Collection entries:
■ ■ ■ ■ ■

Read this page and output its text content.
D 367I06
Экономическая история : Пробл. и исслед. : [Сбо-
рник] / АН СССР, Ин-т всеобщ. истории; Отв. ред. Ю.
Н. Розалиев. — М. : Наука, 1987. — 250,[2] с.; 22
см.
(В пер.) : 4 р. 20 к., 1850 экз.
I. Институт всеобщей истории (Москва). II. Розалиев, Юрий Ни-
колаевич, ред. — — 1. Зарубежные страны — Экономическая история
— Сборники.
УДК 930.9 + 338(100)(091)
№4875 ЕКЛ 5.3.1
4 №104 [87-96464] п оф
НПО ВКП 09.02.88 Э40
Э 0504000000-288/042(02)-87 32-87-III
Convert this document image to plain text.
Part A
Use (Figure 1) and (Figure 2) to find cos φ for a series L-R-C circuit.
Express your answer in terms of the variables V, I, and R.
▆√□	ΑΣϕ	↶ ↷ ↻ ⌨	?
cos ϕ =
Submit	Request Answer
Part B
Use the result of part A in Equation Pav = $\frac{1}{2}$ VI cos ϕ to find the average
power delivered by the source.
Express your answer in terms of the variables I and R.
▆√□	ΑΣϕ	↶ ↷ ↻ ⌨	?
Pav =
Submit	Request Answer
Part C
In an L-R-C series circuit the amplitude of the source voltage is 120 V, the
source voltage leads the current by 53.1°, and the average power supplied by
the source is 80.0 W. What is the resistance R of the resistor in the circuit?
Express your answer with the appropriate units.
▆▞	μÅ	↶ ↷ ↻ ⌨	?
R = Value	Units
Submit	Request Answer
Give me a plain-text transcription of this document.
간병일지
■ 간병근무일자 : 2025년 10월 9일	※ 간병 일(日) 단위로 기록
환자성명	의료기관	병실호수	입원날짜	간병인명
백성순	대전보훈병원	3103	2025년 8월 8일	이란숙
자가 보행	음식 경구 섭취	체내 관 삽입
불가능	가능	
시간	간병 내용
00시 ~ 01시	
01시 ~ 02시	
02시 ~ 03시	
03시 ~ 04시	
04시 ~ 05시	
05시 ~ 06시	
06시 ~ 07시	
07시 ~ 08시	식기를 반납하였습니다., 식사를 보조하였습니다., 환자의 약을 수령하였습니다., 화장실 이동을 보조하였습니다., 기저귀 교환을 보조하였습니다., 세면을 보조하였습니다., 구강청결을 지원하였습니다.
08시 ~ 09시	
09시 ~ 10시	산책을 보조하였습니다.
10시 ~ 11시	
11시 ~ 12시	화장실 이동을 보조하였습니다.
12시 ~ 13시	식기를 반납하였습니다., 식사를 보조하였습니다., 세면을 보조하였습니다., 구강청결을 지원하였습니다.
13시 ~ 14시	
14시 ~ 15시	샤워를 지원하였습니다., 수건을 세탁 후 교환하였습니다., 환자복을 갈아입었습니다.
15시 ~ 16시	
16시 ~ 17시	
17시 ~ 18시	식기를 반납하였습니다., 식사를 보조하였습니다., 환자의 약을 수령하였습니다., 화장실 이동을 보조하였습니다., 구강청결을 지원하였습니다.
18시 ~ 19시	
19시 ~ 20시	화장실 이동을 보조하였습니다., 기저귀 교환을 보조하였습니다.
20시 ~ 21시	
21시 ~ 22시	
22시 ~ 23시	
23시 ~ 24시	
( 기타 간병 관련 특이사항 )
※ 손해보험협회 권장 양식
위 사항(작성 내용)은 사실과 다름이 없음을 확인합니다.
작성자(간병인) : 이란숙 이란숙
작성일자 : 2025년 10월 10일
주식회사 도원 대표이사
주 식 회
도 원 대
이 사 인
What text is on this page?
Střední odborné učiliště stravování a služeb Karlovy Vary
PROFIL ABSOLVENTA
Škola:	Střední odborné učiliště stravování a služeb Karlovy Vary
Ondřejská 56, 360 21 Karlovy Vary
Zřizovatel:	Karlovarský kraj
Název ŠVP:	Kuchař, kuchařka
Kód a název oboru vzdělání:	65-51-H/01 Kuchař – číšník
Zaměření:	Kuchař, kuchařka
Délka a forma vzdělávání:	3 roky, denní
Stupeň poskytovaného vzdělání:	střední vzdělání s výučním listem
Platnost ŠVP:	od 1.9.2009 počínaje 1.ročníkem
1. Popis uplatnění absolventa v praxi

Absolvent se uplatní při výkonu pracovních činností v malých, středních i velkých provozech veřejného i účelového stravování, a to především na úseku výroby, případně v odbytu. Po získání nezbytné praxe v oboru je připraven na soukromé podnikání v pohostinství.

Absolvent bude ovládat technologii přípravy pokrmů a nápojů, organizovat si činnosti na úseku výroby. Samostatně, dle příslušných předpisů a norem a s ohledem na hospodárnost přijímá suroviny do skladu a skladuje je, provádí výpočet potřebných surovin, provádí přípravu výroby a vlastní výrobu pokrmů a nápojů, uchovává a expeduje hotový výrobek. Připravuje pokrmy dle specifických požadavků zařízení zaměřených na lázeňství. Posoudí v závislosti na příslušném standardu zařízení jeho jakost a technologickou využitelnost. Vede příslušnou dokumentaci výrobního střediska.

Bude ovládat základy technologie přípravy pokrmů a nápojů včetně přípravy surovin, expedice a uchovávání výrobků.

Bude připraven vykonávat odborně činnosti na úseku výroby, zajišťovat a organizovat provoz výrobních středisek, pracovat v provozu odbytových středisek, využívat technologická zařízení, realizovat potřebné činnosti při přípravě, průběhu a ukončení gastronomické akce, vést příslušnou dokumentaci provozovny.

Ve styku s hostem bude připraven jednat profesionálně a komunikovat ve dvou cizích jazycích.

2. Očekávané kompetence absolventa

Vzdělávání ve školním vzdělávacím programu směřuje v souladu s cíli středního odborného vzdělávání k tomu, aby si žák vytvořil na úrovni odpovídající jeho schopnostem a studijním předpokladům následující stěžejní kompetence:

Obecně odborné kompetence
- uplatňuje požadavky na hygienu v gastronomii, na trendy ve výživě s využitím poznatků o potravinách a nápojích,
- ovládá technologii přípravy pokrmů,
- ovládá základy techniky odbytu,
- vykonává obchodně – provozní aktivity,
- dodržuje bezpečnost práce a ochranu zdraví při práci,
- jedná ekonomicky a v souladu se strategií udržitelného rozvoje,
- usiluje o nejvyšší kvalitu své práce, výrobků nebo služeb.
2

■ ■ ■ ■ ■

◆ Written request ◆
Check every line of the records above for the string "terms" and say how many contain it, giving the number alone.

◆ Task solution ◆
2